** Begin Data records **
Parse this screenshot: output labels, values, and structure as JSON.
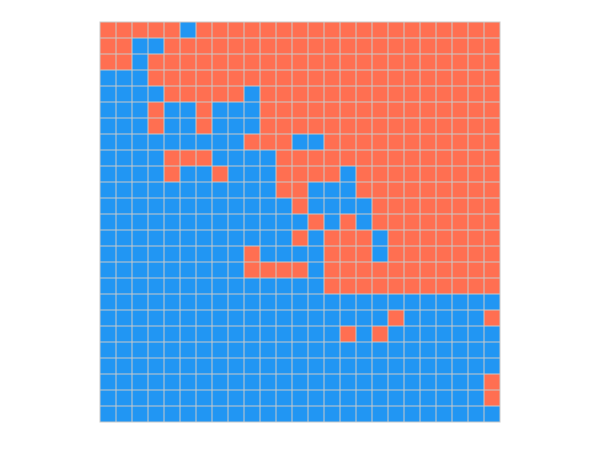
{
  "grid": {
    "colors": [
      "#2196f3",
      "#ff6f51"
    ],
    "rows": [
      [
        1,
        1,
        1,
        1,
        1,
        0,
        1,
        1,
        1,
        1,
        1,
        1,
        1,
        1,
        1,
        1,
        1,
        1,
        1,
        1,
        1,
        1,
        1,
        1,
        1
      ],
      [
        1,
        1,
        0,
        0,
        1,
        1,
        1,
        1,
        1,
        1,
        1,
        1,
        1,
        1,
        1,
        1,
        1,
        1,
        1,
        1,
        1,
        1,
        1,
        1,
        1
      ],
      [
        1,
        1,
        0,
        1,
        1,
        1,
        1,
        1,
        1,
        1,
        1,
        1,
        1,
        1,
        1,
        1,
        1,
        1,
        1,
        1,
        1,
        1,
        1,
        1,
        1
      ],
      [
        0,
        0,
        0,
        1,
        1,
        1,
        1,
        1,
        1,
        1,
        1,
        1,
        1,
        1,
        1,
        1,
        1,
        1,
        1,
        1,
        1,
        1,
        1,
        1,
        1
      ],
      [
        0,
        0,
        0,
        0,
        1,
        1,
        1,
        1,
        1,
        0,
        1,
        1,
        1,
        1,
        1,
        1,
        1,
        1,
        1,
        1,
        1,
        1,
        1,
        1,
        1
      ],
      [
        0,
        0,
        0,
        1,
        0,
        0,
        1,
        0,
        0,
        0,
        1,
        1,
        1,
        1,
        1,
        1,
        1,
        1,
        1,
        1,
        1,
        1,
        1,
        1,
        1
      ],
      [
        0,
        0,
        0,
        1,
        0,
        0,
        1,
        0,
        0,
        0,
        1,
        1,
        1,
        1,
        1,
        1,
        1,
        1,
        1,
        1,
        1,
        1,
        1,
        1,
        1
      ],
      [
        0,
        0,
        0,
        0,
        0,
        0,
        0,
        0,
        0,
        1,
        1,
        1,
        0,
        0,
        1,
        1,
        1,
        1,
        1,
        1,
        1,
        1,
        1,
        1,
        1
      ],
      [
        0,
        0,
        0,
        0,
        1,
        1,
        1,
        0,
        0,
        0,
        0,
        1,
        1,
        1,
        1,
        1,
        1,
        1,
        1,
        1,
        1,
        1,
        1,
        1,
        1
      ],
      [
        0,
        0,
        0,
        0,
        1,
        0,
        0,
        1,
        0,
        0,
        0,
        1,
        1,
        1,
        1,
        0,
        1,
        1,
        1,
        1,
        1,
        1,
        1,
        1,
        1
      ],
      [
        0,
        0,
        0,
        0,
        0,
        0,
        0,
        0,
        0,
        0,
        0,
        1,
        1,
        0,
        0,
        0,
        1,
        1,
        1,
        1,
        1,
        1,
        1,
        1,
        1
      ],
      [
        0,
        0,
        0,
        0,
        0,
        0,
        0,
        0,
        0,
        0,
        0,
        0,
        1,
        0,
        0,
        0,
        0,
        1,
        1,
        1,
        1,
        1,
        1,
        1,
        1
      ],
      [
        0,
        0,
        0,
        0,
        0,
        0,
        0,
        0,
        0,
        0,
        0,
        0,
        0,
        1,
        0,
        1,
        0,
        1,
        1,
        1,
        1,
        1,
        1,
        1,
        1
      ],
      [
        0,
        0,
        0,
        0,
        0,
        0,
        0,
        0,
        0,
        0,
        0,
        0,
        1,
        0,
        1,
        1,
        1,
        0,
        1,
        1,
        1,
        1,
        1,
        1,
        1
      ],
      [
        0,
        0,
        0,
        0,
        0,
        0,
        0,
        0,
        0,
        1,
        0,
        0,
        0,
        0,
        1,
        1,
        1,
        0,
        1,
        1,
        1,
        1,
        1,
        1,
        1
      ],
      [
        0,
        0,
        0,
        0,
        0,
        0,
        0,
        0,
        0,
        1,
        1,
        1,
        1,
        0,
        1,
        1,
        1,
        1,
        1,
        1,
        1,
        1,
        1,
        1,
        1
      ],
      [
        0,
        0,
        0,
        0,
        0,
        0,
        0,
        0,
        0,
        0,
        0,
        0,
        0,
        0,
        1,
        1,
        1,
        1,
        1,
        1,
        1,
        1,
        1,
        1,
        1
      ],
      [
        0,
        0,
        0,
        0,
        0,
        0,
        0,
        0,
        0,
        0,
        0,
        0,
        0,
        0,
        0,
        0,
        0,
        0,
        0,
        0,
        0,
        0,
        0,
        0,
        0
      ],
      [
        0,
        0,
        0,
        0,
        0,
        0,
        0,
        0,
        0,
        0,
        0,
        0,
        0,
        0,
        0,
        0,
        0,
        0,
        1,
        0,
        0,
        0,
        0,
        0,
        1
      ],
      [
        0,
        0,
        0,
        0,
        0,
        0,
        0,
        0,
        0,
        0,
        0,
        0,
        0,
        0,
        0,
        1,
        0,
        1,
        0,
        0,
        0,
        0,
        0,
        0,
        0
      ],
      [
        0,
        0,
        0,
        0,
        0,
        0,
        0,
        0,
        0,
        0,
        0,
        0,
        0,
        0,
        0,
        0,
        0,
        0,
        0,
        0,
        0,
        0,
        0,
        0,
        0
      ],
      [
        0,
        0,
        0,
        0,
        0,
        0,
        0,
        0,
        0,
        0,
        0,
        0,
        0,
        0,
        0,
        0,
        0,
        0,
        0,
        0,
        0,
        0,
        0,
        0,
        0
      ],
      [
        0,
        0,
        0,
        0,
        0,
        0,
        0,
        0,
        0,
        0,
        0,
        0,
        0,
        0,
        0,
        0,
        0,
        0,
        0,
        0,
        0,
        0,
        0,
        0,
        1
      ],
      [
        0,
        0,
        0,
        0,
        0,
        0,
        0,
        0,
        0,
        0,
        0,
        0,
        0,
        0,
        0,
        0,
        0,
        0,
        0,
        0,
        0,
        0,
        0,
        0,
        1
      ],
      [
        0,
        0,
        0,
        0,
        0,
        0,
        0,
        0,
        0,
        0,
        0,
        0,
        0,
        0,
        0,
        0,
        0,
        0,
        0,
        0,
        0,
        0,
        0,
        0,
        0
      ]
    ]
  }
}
** End Data records **
[Description of the task]:
From the material above, copy everything exactly but the pictures.

[Result below]:
Parse this screenshot: output labels, values, and structure as JSON.
{
  "grid": {
    "colors": [
      "#2196f3",
      "#ff6f51"
    ],
    "rows": [
      [
        1,
        1,
        1,
        1,
        1,
        0,
        1,
        1,
        1,
        1,
        1,
        1,
        1,
        1,
        1,
        1,
        1,
        1,
        1,
        1,
        1,
        1,
        1,
        1,
        1
      ],
      [
        1,
        1,
        0,
        0,
        1,
        1,
        1,
        1,
        1,
        1,
        1,
        1,
        1,
        1,
        1,
        1,
        1,
        1,
        1,
        1,
        1,
        1,
        1,
        1,
        1
      ],
      [
        1,
        1,
        0,
        1,
        1,
        1,
        1,
        1,
        1,
        1,
        1,
        1,
        1,
        1,
        1,
        1,
        1,
        1,
        1,
        1,
        1,
        1,
        1,
        1,
        1
      ],
      [
        0,
        0,
        0,
        1,
        1,
        1,
        1,
        1,
        1,
        1,
        1,
        1,
        1,
        1,
        1,
        1,
        1,
        1,
        1,
        1,
        1,
        1,
        1,
        1,
        1
      ],
      [
        0,
        0,
        0,
        0,
        1,
        1,
        1,
        1,
        1,
        0,
        1,
        1,
        1,
        1,
        1,
        1,
        1,
        1,
        1,
        1,
        1,
        1,
        1,
        1,
        1
      ],
      [
        0,
        0,
        0,
        1,
        0,
        0,
        1,
        0,
        0,
        0,
        1,
        1,
        1,
        1,
        1,
        1,
        1,
        1,
        1,
        1,
        1,
        1,
        1,
        1,
        1
      ],
      [
        0,
        0,
        0,
        1,
        0,
        0,
        1,
        0,
        0,
        0,
        1,
        1,
        1,
        1,
        1,
        1,
        1,
        1,
        1,
        1,
        1,
        1,
        1,
        1,
        1
      ],
      [
        0,
        0,
        0,
        0,
        0,
        0,
        0,
        0,
        0,
        1,
        1,
        1,
        0,
        0,
        1,
        1,
        1,
        1,
        1,
        1,
        1,
        1,
        1,
        1,
        1
      ],
      [
        0,
        0,
        0,
        0,
        1,
        1,
        1,
        0,
        0,
        0,
        0,
        1,
        1,
        1,
        1,
        1,
        1,
        1,
        1,
        1,
        1,
        1,
        1,
        1,
        1
      ],
      [
        0,
        0,
        0,
        0,
        1,
        0,
        0,
        1,
        0,
        0,
        0,
        1,
        1,
        1,
        1,
        0,
        1,
        1,
        1,
        1,
        1,
        1,
        1,
        1,
        1
      ],
      [
        0,
        0,
        0,
        0,
        0,
        0,
        0,
        0,
        0,
        0,
        0,
        1,
        1,
        0,
        0,
        0,
        1,
        1,
        1,
        1,
        1,
        1,
        1,
        1,
        1
      ],
      [
        0,
        0,
        0,
        0,
        0,
        0,
        0,
        0,
        0,
        0,
        0,
        0,
        1,
        0,
        0,
        0,
        0,
        1,
        1,
        1,
        1,
        1,
        1,
        1,
        1
      ],
      [
        0,
        0,
        0,
        0,
        0,
        0,
        0,
        0,
        0,
        0,
        0,
        0,
        0,
        1,
        0,
        1,
        0,
        1,
        1,
        1,
        1,
        1,
        1,
        1,
        1
      ],
      [
        0,
        0,
        0,
        0,
        0,
        0,
        0,
        0,
        0,
        0,
        0,
        0,
        1,
        0,
        1,
        1,
        1,
        0,
        1,
        1,
        1,
        1,
        1,
        1,
        1
      ],
      [
        0,
        0,
        0,
        0,
        0,
        0,
        0,
        0,
        0,
        1,
        0,
        0,
        0,
        0,
        1,
        1,
        1,
        0,
        1,
        1,
        1,
        1,
        1,
        1,
        1
      ],
      [
        0,
        0,
        0,
        0,
        0,
        0,
        0,
        0,
        0,
        1,
        1,
        1,
        1,
        0,
        1,
        1,
        1,
        1,
        1,
        1,
        1,
        1,
        1,
        1,
        1
      ],
      [
        0,
        0,
        0,
        0,
        0,
        0,
        0,
        0,
        0,
        0,
        0,
        0,
        0,
        0,
        1,
        1,
        1,
        1,
        1,
        1,
        1,
        1,
        1,
        1,
        1
      ],
      [
        0,
        0,
        0,
        0,
        0,
        0,
        0,
        0,
        0,
        0,
        0,
        0,
        0,
        0,
        0,
        0,
        0,
        0,
        0,
        0,
        0,
        0,
        0,
        0,
        0
      ],
      [
        0,
        0,
        0,
        0,
        0,
        0,
        0,
        0,
        0,
        0,
        0,
        0,
        0,
        0,
        0,
        0,
        0,
        0,
        1,
        0,
        0,
        0,
        0,
        0,
        1
      ],
      [
        0,
        0,
        0,
        0,
        0,
        0,
        0,
        0,
        0,
        0,
        0,
        0,
        0,
        0,
        0,
        1,
        0,
        1,
        0,
        0,
        0,
        0,
        0,
        0,
        0
      ],
      [
        0,
        0,
        0,
        0,
        0,
        0,
        0,
        0,
        0,
        0,
        0,
        0,
        0,
        0,
        0,
        0,
        0,
        0,
        0,
        0,
        0,
        0,
        0,
        0,
        0
      ],
      [
        0,
        0,
        0,
        0,
        0,
        0,
        0,
        0,
        0,
        0,
        0,
        0,
        0,
        0,
        0,
        0,
        0,
        0,
        0,
        0,
        0,
        0,
        0,
        0,
        0
      ],
      [
        0,
        0,
        0,
        0,
        0,
        0,
        0,
        0,
        0,
        0,
        0,
        0,
        0,
        0,
        0,
        0,
        0,
        0,
        0,
        0,
        0,
        0,
        0,
        0,
        1
      ],
      [
        0,
        0,
        0,
        0,
        0,
        0,
        0,
        0,
        0,
        0,
        0,
        0,
        0,
        0,
        0,
        0,
        0,
        0,
        0,
        0,
        0,
        0,
        0,
        0,
        1
      ],
      [
        0,
        0,
        0,
        0,
        0,
        0,
        0,
        0,
        0,
        0,
        0,
        0,
        0,
        0,
        0,
        0,
        0,
        0,
        0,
        0,
        0,
        0,
        0,
        0,
        0
      ]
    ]
  }
}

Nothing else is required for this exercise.